§ TO BE DONE
Restate the records below word for word.
____ ENTRIES SHOWN
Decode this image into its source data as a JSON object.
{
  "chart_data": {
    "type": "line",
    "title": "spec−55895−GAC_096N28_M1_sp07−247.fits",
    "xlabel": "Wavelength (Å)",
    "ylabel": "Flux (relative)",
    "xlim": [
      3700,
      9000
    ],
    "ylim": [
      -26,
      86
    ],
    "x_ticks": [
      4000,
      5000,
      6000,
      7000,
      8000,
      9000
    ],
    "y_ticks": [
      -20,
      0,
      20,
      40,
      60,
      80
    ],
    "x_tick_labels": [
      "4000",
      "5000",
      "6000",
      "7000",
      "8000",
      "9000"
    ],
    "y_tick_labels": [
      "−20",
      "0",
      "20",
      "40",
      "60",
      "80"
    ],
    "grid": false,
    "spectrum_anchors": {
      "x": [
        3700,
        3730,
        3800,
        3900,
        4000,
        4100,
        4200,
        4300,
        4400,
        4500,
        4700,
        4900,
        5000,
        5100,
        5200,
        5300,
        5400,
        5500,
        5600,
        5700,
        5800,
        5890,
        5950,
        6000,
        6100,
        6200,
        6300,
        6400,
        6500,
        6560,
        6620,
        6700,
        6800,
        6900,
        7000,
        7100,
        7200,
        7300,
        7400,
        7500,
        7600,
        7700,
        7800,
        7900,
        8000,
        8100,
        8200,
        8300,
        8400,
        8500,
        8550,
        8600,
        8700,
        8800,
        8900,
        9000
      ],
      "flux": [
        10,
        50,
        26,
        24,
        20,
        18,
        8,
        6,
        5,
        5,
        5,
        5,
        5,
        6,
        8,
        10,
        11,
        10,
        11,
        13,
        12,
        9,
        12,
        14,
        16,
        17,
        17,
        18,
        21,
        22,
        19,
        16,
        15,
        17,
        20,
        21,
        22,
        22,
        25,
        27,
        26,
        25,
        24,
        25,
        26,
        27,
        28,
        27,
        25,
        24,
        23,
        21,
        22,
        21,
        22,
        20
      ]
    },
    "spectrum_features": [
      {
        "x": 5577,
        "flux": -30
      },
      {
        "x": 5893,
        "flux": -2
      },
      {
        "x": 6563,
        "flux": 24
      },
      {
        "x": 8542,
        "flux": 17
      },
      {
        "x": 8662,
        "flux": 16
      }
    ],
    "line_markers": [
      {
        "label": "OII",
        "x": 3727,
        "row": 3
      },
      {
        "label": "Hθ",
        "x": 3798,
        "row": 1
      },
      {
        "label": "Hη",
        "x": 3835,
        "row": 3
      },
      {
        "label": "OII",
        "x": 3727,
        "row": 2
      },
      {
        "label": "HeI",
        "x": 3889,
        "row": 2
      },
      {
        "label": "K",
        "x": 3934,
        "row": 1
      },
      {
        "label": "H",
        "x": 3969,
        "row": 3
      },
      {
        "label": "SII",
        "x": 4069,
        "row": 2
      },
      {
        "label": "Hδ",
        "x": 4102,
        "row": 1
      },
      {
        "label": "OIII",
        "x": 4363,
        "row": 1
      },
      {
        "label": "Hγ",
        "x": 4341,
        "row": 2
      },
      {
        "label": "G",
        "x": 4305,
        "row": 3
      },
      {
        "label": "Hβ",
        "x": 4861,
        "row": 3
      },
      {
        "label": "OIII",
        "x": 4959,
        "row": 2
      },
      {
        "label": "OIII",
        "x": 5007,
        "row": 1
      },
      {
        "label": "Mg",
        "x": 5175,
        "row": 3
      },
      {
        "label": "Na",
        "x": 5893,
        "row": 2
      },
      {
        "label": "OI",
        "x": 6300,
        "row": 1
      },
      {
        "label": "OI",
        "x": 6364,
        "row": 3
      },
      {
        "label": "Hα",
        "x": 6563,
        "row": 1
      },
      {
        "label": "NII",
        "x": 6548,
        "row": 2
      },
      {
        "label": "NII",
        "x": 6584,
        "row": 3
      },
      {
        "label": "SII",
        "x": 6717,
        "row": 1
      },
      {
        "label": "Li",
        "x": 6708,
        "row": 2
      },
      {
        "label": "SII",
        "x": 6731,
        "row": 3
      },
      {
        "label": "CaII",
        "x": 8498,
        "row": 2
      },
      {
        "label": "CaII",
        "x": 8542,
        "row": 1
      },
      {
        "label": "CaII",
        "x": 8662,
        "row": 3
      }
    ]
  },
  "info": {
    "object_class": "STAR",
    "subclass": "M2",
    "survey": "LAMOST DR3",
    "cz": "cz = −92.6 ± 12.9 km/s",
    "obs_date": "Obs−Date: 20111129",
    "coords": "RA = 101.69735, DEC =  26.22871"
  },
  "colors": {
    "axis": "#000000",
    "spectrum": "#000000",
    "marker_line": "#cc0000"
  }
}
________
§ ANSWER IN FULL
Decode this image into its source data as a JSON object.
{
  "chart_data": {
    "type": "line",
    "title": "spec−55895−GAC_096N28_M1_sp07−247.fits",
    "xlabel": "Wavelength (Å)",
    "ylabel": "Flux (relative)",
    "xlim": [
      3700,
      9000
    ],
    "ylim": [
      -26,
      86
    ],
    "x_ticks": [
      4000,
      5000,
      6000,
      7000,
      8000,
      9000
    ],
    "y_ticks": [
      -20,
      0,
      20,
      40,
      60,
      80
    ],
    "x_tick_labels": [
      "4000",
      "5000",
      "6000",
      "7000",
      "8000",
      "9000"
    ],
    "y_tick_labels": [
      "−20",
      "0",
      "20",
      "40",
      "60",
      "80"
    ],
    "grid": false,
    "spectrum_anchors": {
      "x": [
        3700,
        3730,
        3800,
        3900,
        4000,
        4100,
        4200,
        4300,
        4400,
        4500,
        4700,
        4900,
        5000,
        5100,
        5200,
        5300,
        5400,
        5500,
        5600,
        5700,
        5800,
        5890,
        5950,
        6000,
        6100,
        6200,
        6300,
        6400,
        6500,
        6560,
        6620,
        6700,
        6800,
        6900,
        7000,
        7100,
        7200,
        7300,
        7400,
        7500,
        7600,
        7700,
        7800,
        7900,
        8000,
        8100,
        8200,
        8300,
        8400,
        8500,
        8550,
        8600,
        8700,
        8800,
        8900,
        9000
      ],
      "flux": [
        10,
        50,
        26,
        24,
        20,
        18,
        8,
        6,
        5,
        5,
        5,
        5,
        5,
        6,
        8,
        10,
        11,
        10,
        11,
        13,
        12,
        9,
        12,
        14,
        16,
        17,
        17,
        18,
        21,
        22,
        19,
        16,
        15,
        17,
        20,
        21,
        22,
        22,
        25,
        27,
        26,
        25,
        24,
        25,
        26,
        27,
        28,
        27,
        25,
        24,
        23,
        21,
        22,
        21,
        22,
        20
      ]
    },
    "spectrum_features": [
      {
        "x": 5577,
        "flux": -30
      },
      {
        "x": 5893,
        "flux": -2
      },
      {
        "x": 6563,
        "flux": 24
      },
      {
        "x": 8542,
        "flux": 17
      },
      {
        "x": 8662,
        "flux": 16
      }
    ],
    "line_markers": [
      {
        "label": "OII",
        "x": 3727,
        "row": 3
      },
      {
        "label": "Hθ",
        "x": 3798,
        "row": 1
      },
      {
        "label": "Hη",
        "x": 3835,
        "row": 3
      },
      {
        "label": "OII",
        "x": 3727,
        "row": 2
      },
      {
        "label": "HeI",
        "x": 3889,
        "row": 2
      },
      {
        "label": "K",
        "x": 3934,
        "row": 1
      },
      {
        "label": "H",
        "x": 3969,
        "row": 3
      },
      {
        "label": "SII",
        "x": 4069,
        "row": 2
      },
      {
        "label": "Hδ",
        "x": 4102,
        "row": 1
      },
      {
        "label": "OIII",
        "x": 4363,
        "row": 1
      },
      {
        "label": "Hγ",
        "x": 4341,
        "row": 2
      },
      {
        "label": "G",
        "x": 4305,
        "row": 3
      },
      {
        "label": "Hβ",
        "x": 4861,
        "row": 3
      },
      {
        "label": "OIII",
        "x": 4959,
        "row": 2
      },
      {
        "label": "OIII",
        "x": 5007,
        "row": 1
      },
      {
        "label": "Mg",
        "x": 5175,
        "row": 3
      },
      {
        "label": "Na",
        "x": 5893,
        "row": 2
      },
      {
        "label": "OI",
        "x": 6300,
        "row": 1
      },
      {
        "label": "OI",
        "x": 6364,
        "row": 3
      },
      {
        "label": "Hα",
        "x": 6563,
        "row": 1
      },
      {
        "label": "NII",
        "x": 6548,
        "row": 2
      },
      {
        "label": "NII",
        "x": 6584,
        "row": 3
      },
      {
        "label": "SII",
        "x": 6717,
        "row": 1
      },
      {
        "label": "Li",
        "x": 6708,
        "row": 2
      },
      {
        "label": "SII",
        "x": 6731,
        "row": 3
      },
      {
        "label": "CaII",
        "x": 8498,
        "row": 2
      },
      {
        "label": "CaII",
        "x": 8542,
        "row": 1
      },
      {
        "label": "CaII",
        "x": 8662,
        "row": 3
      }
    ]
  },
  "info": {
    "object_class": "STAR",
    "subclass": "M2",
    "survey": "LAMOST DR3",
    "cz": "cz = −92.6 ± 12.9 km/s",
    "obs_date": "Obs−Date: 20111129",
    "coords": "RA = 101.69735, DEC =  26.22871"
  },
  "colors": {
    "axis": "#000000",
    "spectrum": "#000000",
    "marker_line": "#cc0000"
  }
}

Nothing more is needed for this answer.